[Records from a collection]
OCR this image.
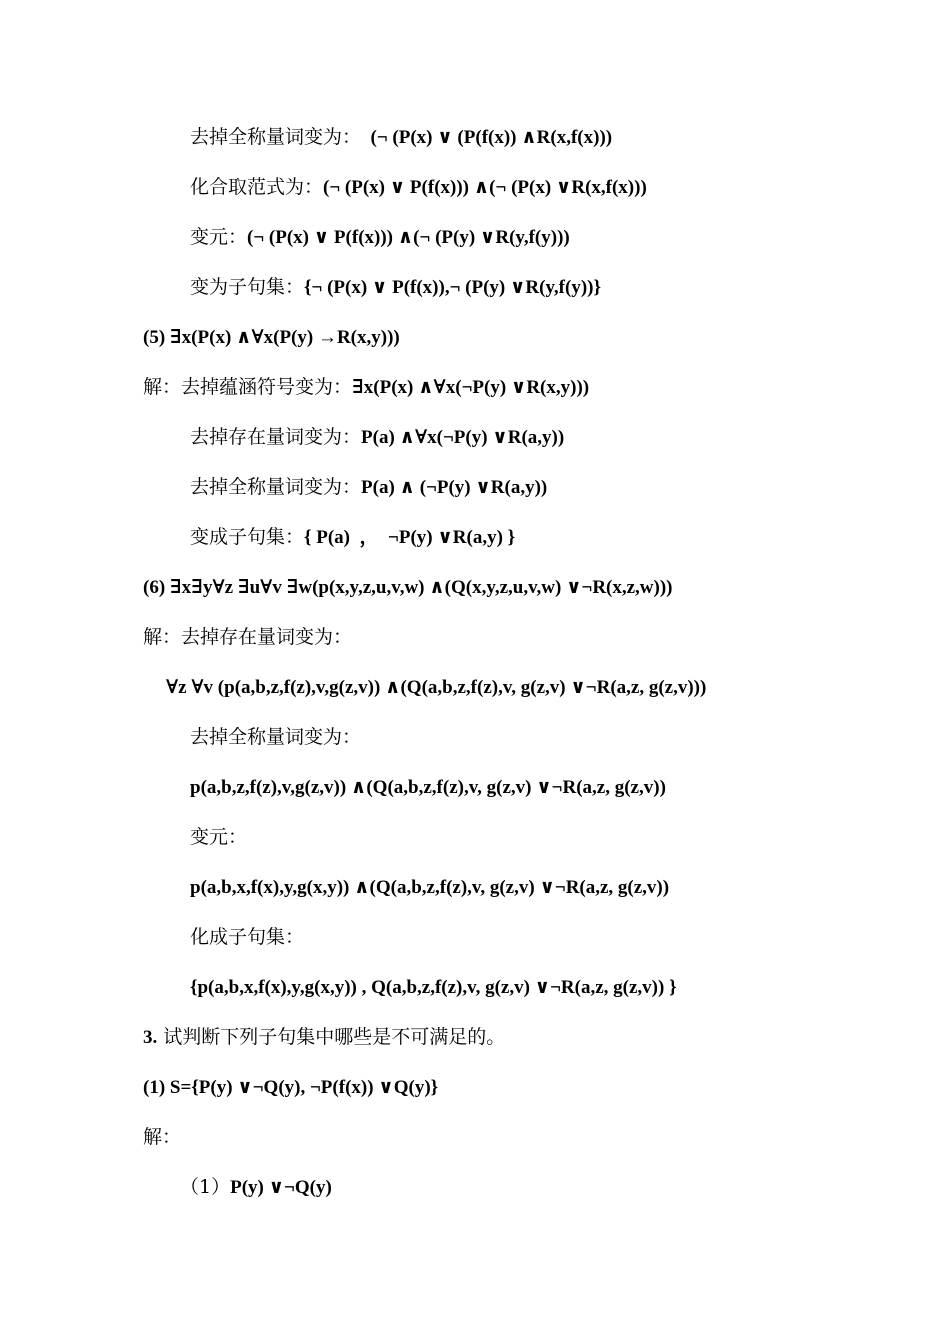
去掉全称量词变为：  (¬ (P(x) ∨ (P(f(x)) ∧R(x,f(x)))
化合取范式为：(¬ (P(x) ∨ P(f(x))) ∧(¬ (P(x) ∨R(x,f(x)))
变元：(¬ (P(x) ∨ P(f(x))) ∧(¬ (P(y) ∨R(y,f(y)))
变为子句集：{¬ (P(x) ∨ P(f(x)),¬ (P(y) ∨R(y,f(y))}
(5) ∃x(P(x) ∧∀x(P(y) →R(x,y)))
解：去掉蕴涵符号变为：∃x(P(x) ∧∀x(¬P(y) ∨R(x,y)))
去掉存在量词变为：P(a) ∧∀x(¬P(y) ∨R(a,y))
去掉全称量词变为：P(a) ∧ (¬P(y) ∨R(a,y))
变成子句集：{ P(a)  ，  ¬P(y) ∨R(a,y) }
(6) ∃x∃y∀z ∃u∀v ∃w(p(x,y,z,u,v,w) ∧(Q(x,y,z,u,v,w) ∨¬R(x,z,w)))
解：去掉存在量词变为：
∀z ∀v (p(a,b,z,f(z),v,g(z,v)) ∧(Q(a,b,z,f(z),v, g(z,v) ∨¬R(a,z, g(z,v)))
去掉全称量词变为：
p(a,b,z,f(z),v,g(z,v)) ∧(Q(a,b,z,f(z),v, g(z,v) ∨¬R(a,z, g(z,v))
变元：
p(a,b,x,f(x),y,g(x,y)) ∧(Q(a,b,z,f(z),v, g(z,v) ∨¬R(a,z, g(z,v))
化成子句集：
{p(a,b,x,f(x),y,g(x,y)) , Q(a,b,z,f(z),v, g(z,v) ∨¬R(a,z, g(z,v)) }
3. 试判断下列子句集中哪些是不可满足的。
(1) S={P(y) ∨¬Q(y), ¬P(f(x)) ∨Q(y)}
解：
（1）P(y) ∨¬Q(y)
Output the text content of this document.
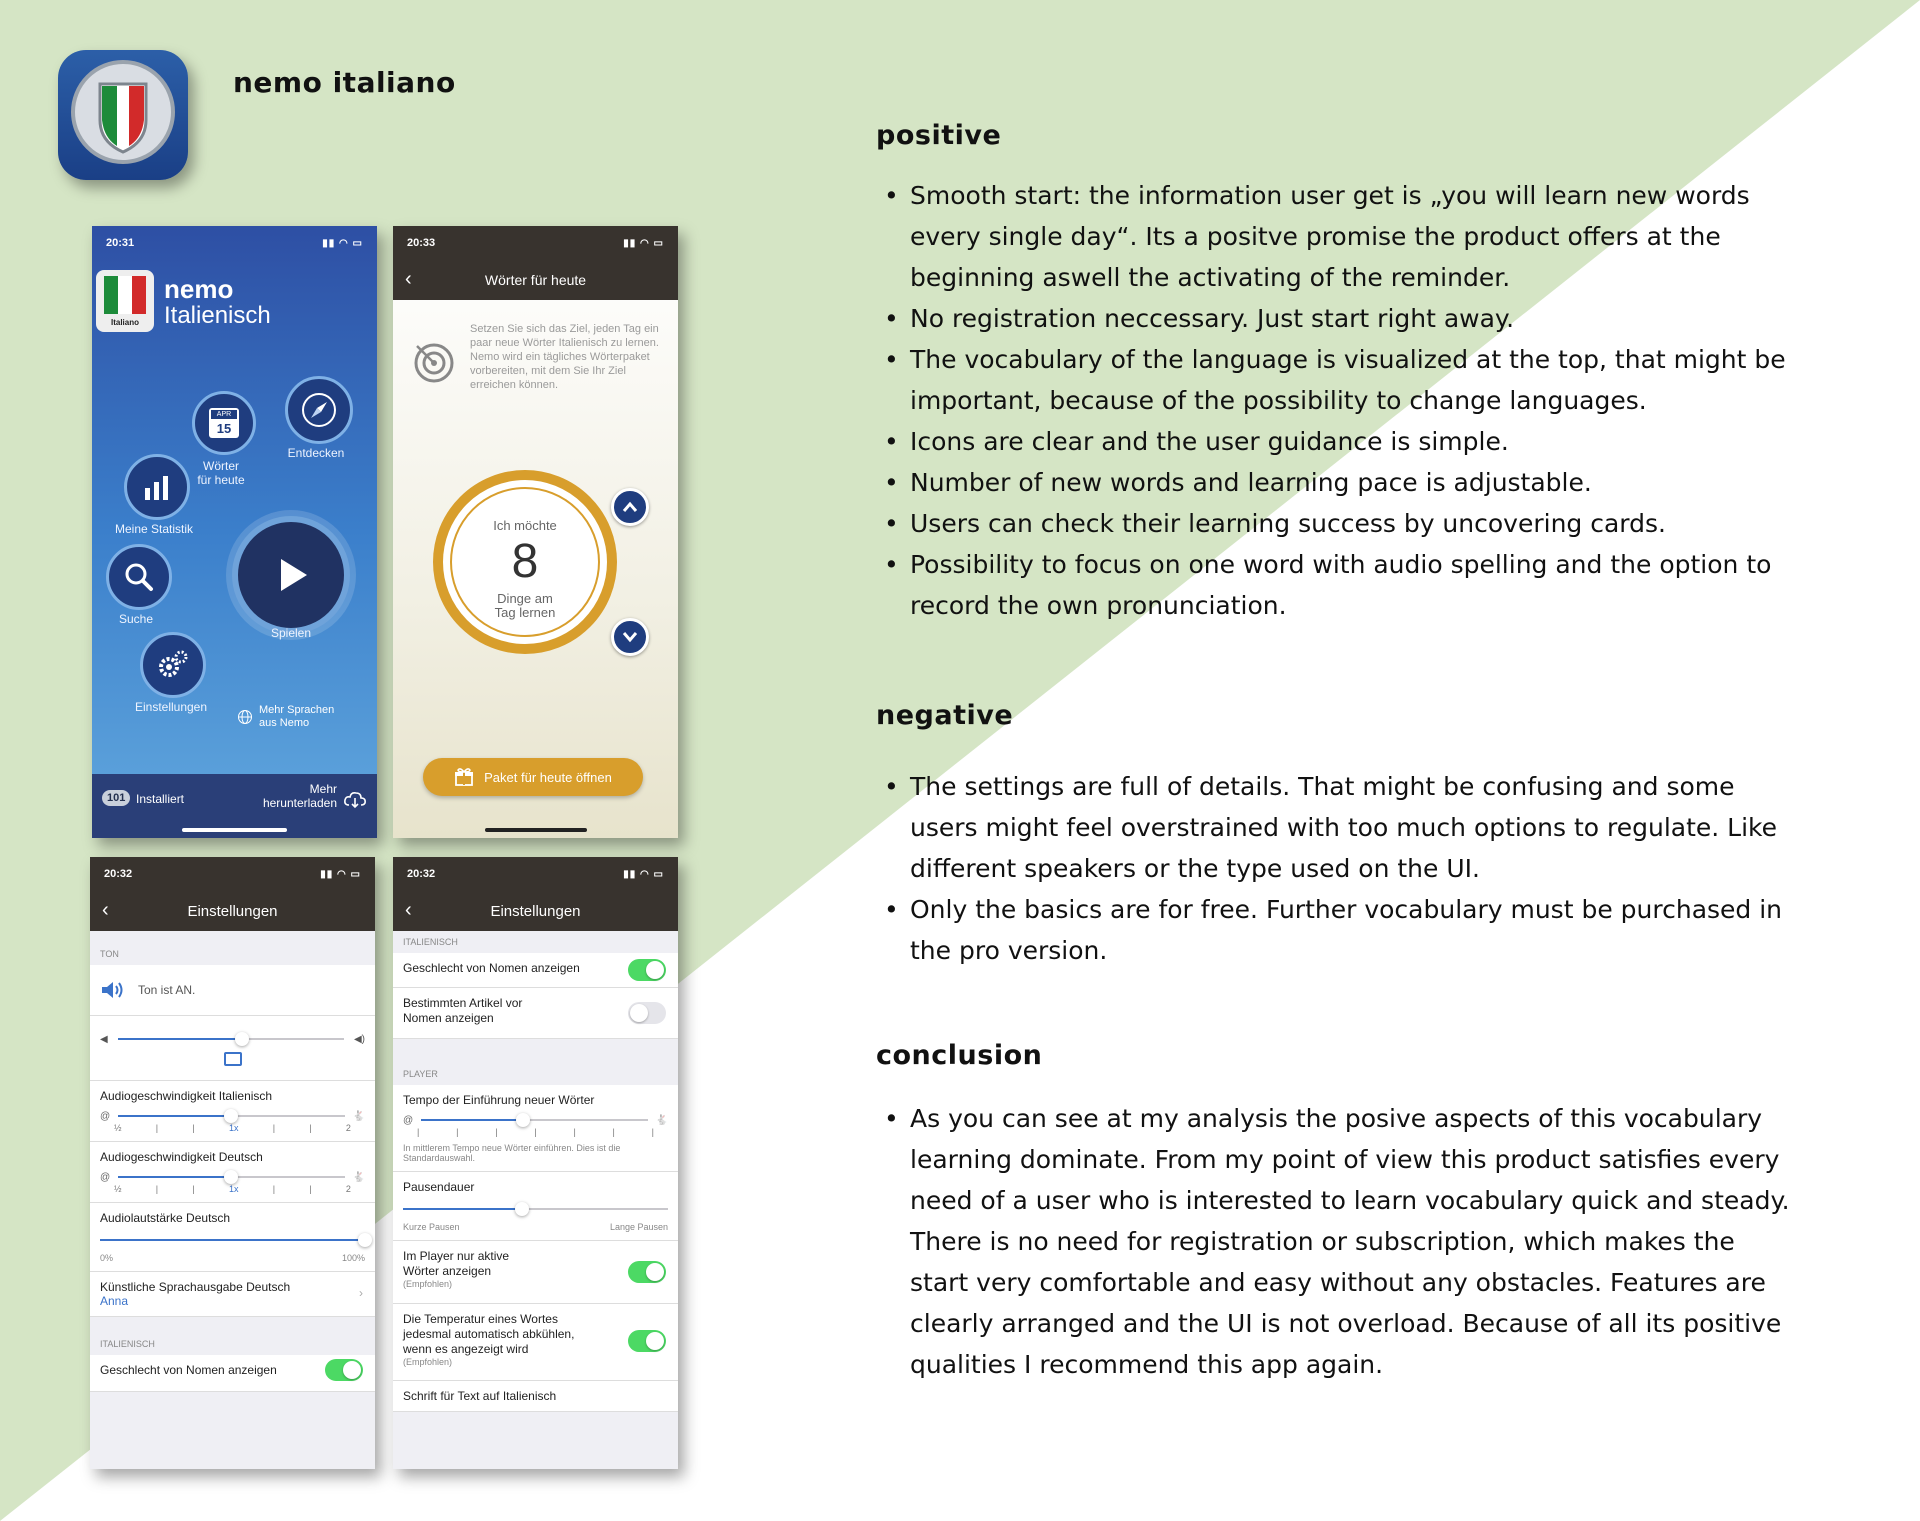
nemo italiano
20:31	▮▮ ◠ ▭
Italiano
nemo
Italienisch
APR
15
Wörter
für heute
Entdecken
Meine Statistik
Suche
Spielen
Einstellungen	Mehr Sprachen
aus Nemo
101 Installiert
Mehr
herunterladen
20:33	▮▮ ◠ ▭
‹	Wörter für heute
Setzen Sie sich das Ziel, jeden Tag ein paar neue Wörter Italienisch zu lernen. Nemo wird ein tägliches Wörterpaket vorbereiten, mit dem Sie Ihr Ziel erreichen können.
Ich möchte
8
Dinge am
Tag lernen
Paket für heute öffnen
20:32	▮▮ ◠ ▭
‹	Einstellungen
TON
Ton ist AN.
◀	◀)
Audiogeschwindigkeit Italienisch
@	🐇
½	|	|	1x	|	|	2
Audiogeschwindigkeit Deutsch
@	🐇
½	|	|	1x	|	|	2
Audiolautstärke Deutsch
0%	100%
Künstliche Sprachausgabe Deutsch
Anna
›
ITALIENISCH
Geschlecht von Nomen anzeigen
20:32	▮▮ ◠ ▭
‹	Einstellungen
ITALIENISCH
Geschlecht von Nomen anzeigen
Bestimmten Artikel vor
Nomen anzeigen
PLAYER
Tempo der Einführung neuer Wörter
@	🐇
|	|	|	|	|	|	|
In mittlerem Tempo neue Wörter einführen. Dies ist die Standardauswahl.
Pausendauer
Kurze Pausen	Lange Pausen
Im Player nur aktive
Wörter anzeigen
(Empfohlen)
Die Temperatur eines Wortes
jedesmal automatisch abkühlen,
wenn es angezeigt wird
(Empfohlen)
Schrift für Text auf Italienisch
positive
• Smooth start: the information user get is „you will learn new words every single day“. Its a positve promise the product offers at the beginning aswell the activating of the reminder.
• No registration neccessary. Just start right away.
• The vocabulary of the language is visualized at the top, that might be important, because of the possibility to change languages.
• Icons are clear and the user guidance is simple.
• Number of new words and learning pace is adjustable.
• Users can check their learning success by uncovering cards.
• Possibility to focus on one word with audio spelling and the option to record the own pronunciation.
negative
• The settings are full of details. That might be confusing and some users might feel overstrained with too much options to regulate. Like different speakers or the type used on the UI.
• Only the basics are for free. Further vocabulary must be purchased in the pro version.
conclusion
• As you can see at my analysis the posive aspects of this vocabulary learning dominate. From my point of view this product satisfies every need of a user who is interested to learn vocabulary quick and steady. There is no need for registration or subscription, which makes the start very comfortable and easy without any obstacles. Features are clearly arranged and the UI is not overload. Because of all its positive qualities I recommend this app again.
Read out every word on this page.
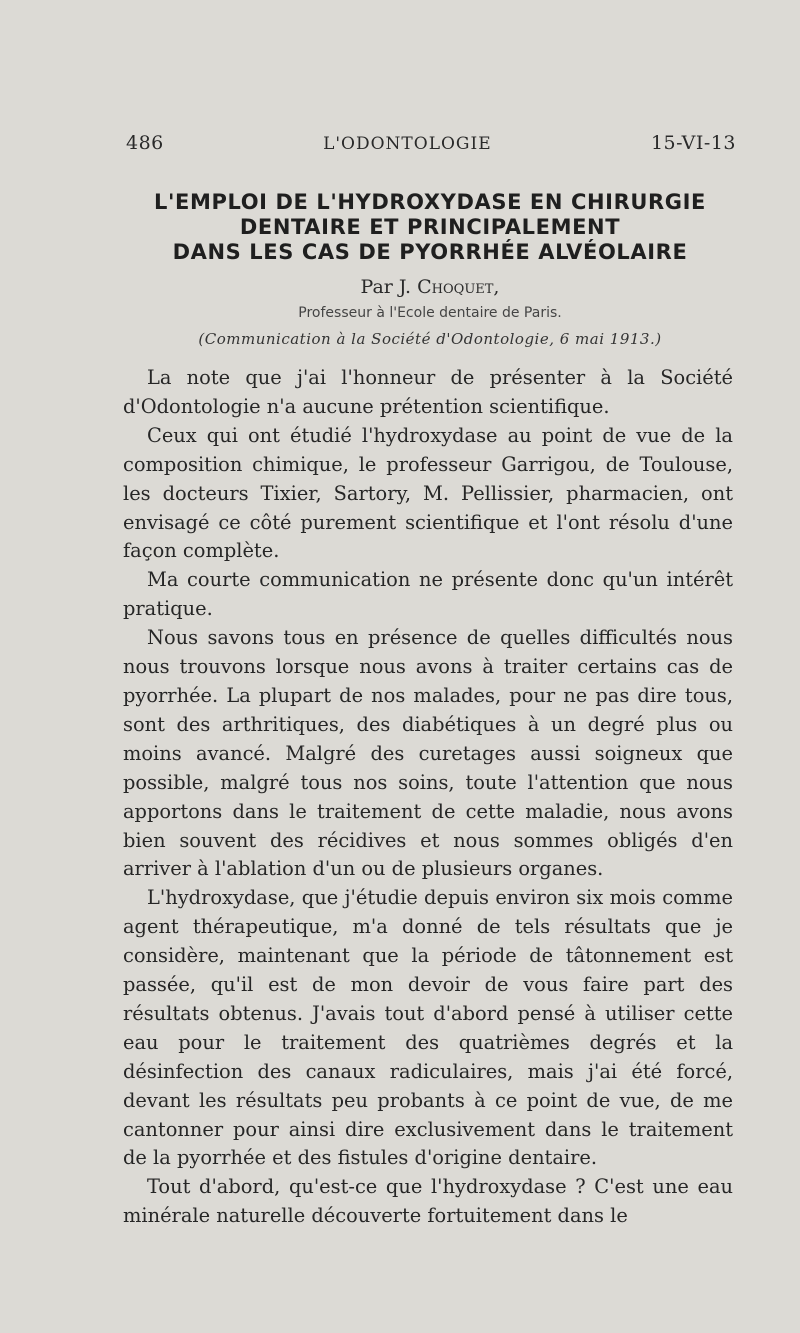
486	L'ODONTOLOGIE	15-VI-13
L'EMPLOI DE L'HYDROXYDASE EN CHIRURGIE
DENTAIRE ET PRINCIPALEMENT
DANS LES CAS DE PYORRHÉE ALVÉOLAIRE
Par J. Choquet,
Professeur à l'Ecole dentaire de Paris.
(Communication à la Société d'Odontologie, 6 mai 1913.)

La note que j'ai l'honneur de présenter à la Société d'Odontologie n'a aucune prétention scientifique.

Ceux qui ont étudié l'hydroxydase au point de vue de la composition chimique, le professeur Garrigou, de Toulouse, les docteurs Tixier, Sartory, M. Pellissier, pharmacien, ont envisagé ce côté purement scientifique et l'ont résolu d'une façon complète.

Ma courte communication ne présente donc qu'un intérêt pratique.

Nous savons tous en présence de quelles difficultés nous nous trouvons lorsque nous avons à traiter certains cas de pyorrhée. La plupart de nos malades, pour ne pas dire tous, sont des arthritiques, des diabétiques à un degré plus ou moins avancé. Malgré des curetages aussi soigneux que possible, malgré tous nos soins, toute l'attention que nous apportons dans le traitement de cette maladie, nous avons bien souvent des récidives et nous sommes obligés d'en arriver à l'ablation d'un ou de plusieurs organes.

L'hydroxydase, que j'étudie depuis environ six mois comme agent thérapeutique, m'a donné de tels résultats que je considère, maintenant que la période de tâtonnement est passée, qu'il est de mon devoir de vous faire part des résultats obtenus. J'avais tout d'abord pensé à utiliser cette eau pour le traitement des quatrièmes degrés et la désinfection des canaux radiculaires, mais j'ai été forcé, devant les résultats peu probants à ce point de vue, de me cantonner pour ainsi dire exclusivement dans le traitement de la pyorrhée et des fistules d'origine dentaire.

Tout d'abord, qu'est-ce que l'hydroxydase ? C'est une eau minérale naturelle découverte fortuitement dans le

— JOB —
Each entry above should be reproduced exactly, with the pictures removed.

— EXERCISE RESULT —
OCR this image.
去掉全称量词变为：  (¬ (P(x) ∨ (P(f(x)) ∧R(x,f(x)))
化合取范式为：(¬ (P(x) ∨ P(f(x))) ∧(¬ (P(x) ∨R(x,f(x)))
变元：(¬ (P(x) ∨ P(f(x))) ∧(¬ (P(y) ∨R(y,f(y)))
变为子句集：{¬ (P(x) ∨ P(f(x)),¬ (P(y) ∨R(y,f(y))}
(5) ∃x(P(x) ∧∀x(P(y) →R(x,y)))
解：去掉蕴涵符号变为：∃x(P(x) ∧∀x(¬P(y) ∨R(x,y)))
去掉存在量词变为：P(a) ∧∀x(¬P(y) ∨R(a,y))
去掉全称量词变为：P(a) ∧ (¬P(y) ∨R(a,y))
变成子句集：{ P(a)  ，  ¬P(y) ∨R(a,y) }
(6) ∃x∃y∀z ∃u∀v ∃w(p(x,y,z,u,v,w) ∧(Q(x,y,z,u,v,w) ∨¬R(x,z,w)))
解：去掉存在量词变为：
∀z ∀v (p(a,b,z,f(z),v,g(z,v)) ∧(Q(a,b,z,f(z),v, g(z,v) ∨¬R(a,z, g(z,v)))
去掉全称量词变为：
p(a,b,z,f(z),v,g(z,v)) ∧(Q(a,b,z,f(z),v, g(z,v) ∨¬R(a,z, g(z,v))
变元：
p(a,b,x,f(x),y,g(x,y)) ∧(Q(a,b,z,f(z),v, g(z,v) ∨¬R(a,z, g(z,v))
化成子句集：
{p(a,b,x,f(x),y,g(x,y)) , Q(a,b,z,f(z),v, g(z,v) ∨¬R(a,z, g(z,v)) }
3. 试判断下列子句集中哪些是不可满足的。
(1) S={P(y) ∨¬Q(y), ¬P(f(x)) ∨Q(y)}
解：
（1）P(y) ∨¬Q(y)
Output the text content of this document.
nemo italiano
20:31	▮▮ ◠ ▭
Italiano
nemo
Italienisch
APR
15
Wörter
für heute
Entdecken
Meine Statistik
Suche
Spielen
Einstellungen	Mehr Sprachen
aus Nemo
101 Installiert
Mehr
herunterladen
20:33	▮▮ ◠ ▭
‹	Wörter für heute
Setzen Sie sich das Ziel, jeden Tag ein paar neue Wörter Italienisch zu lernen. Nemo wird ein tägliches Wörterpaket vorbereiten, mit dem Sie Ihr Ziel erreichen können.
Ich möchte
8
Dinge am
Tag lernen
Paket für heute öffnen
20:32	▮▮ ◠ ▭
‹	Einstellungen
TON
Ton ist AN.
◀	◀)
Audiogeschwindigkeit Italienisch
@	🐇
½	|	|	1x	|	|	2
Audiogeschwindigkeit Deutsch
@	🐇
½	|	|	1x	|	|	2
Audiolautstärke Deutsch
0%	100%
Künstliche Sprachausgabe Deutsch
Anna
›
ITALIENISCH
Geschlecht von Nomen anzeigen
20:32	▮▮ ◠ ▭
‹	Einstellungen
ITALIENISCH
Geschlecht von Nomen anzeigen
Bestimmten Artikel vor
Nomen anzeigen
PLAYER
Tempo der Einführung neuer Wörter
@	🐇
|	|	|	|	|	|	|
In mittlerem Tempo neue Wörter einführen. Dies ist die Standardauswahl.
Pausendauer
Kurze Pausen	Lange Pausen
Im Player nur aktive
Wörter anzeigen
(Empfohlen)
Die Temperatur eines Wortes
jedesmal automatisch abkühlen,
wenn es angezeigt wird
(Empfohlen)
Schrift für Text auf Italienisch
positive
• Smooth start: the information user get is „you will learn new words every single day“. Its a positve promise the product offers at the beginning aswell the activating of the reminder.
• No registration neccessary. Just start right away.
• The vocabulary of the language is visualized at the top, that might be important, because of the possibility to change languages.
• Icons are clear and the user guidance is simple.
• Number of new words and learning pace is adjustable.
• Users can check their learning success by uncovering cards.
• Possibility to focus on one word with audio spelling and the option to record the own pronunciation.
negative
• The settings are full of details. That might be confusing and some users might feel overstrained with too much options to regulate. Like different speakers or the type used on the UI.
• Only the basics are for free. Further vocabulary must be purchased in the pro version.
conclusion
• As you can see at my analysis the posive aspects of this vocabulary learning dominate. From my point of view this product satisfies every need of a user who is interested to learn vocabulary quick and steady. There is no need for registration or subscription, which makes the start very comfortable and easy without any obstacles. Features are clearly arranged and the UI is not overload. Because of all its positive qualities I recommend this app again.
Read out every word on this page.
486	L'ODONTOLOGIE	15-VI-13
L'EMPLOI DE L'HYDROXYDASE EN CHIRURGIE
DENTAIRE ET PRINCIPALEMENT
DANS LES CAS DE PYORRHÉE ALVÉOLAIRE
Par J. Choquet,
Professeur à l'Ecole dentaire de Paris.
(Communication à la Société d'Odontologie, 6 mai 1913.)

La note que j'ai l'honneur de présenter à la Société d'Odontologie n'a aucune prétention scientifique.

Ceux qui ont étudié l'hydroxydase au point de vue de la composition chimique, le professeur Garrigou, de Toulouse, les docteurs Tixier, Sartory, M. Pellissier, pharmacien, ont envisagé ce côté purement scientifique et l'ont résolu d'une façon complète.

Ma courte communication ne présente donc qu'un intérêt pratique.

Nous savons tous en présence de quelles difficultés nous nous trouvons lorsque nous avons à traiter certains cas de pyorrhée. La plupart de nos malades, pour ne pas dire tous, sont des arthritiques, des diabétiques à un degré plus ou moins avancé. Malgré des curetages aussi soigneux que possible, malgré tous nos soins, toute l'attention que nous apportons dans le traitement de cette maladie, nous avons bien souvent des récidives et nous sommes obligés d'en arriver à l'ablation d'un ou de plusieurs organes.

L'hydroxydase, que j'étudie depuis environ six mois comme agent thérapeutique, m'a donné de tels résultats que je considère, maintenant que la période de tâtonnement est passée, qu'il est de mon devoir de vous faire part des résultats obtenus. J'avais tout d'abord pensé à utiliser cette eau pour le traitement des quatrièmes degrés et la désinfection des canaux radiculaires, mais j'ai été forcé, devant les résultats peu probants à ce point de vue, de me cantonner pour ainsi dire exclusivement dans le traitement de la pyorrhée et des fistules d'origine dentaire.

Tout d'abord, qu'est-ce que l'hydroxydase ? C'est une eau minérale naturelle découverte fortuitement dans le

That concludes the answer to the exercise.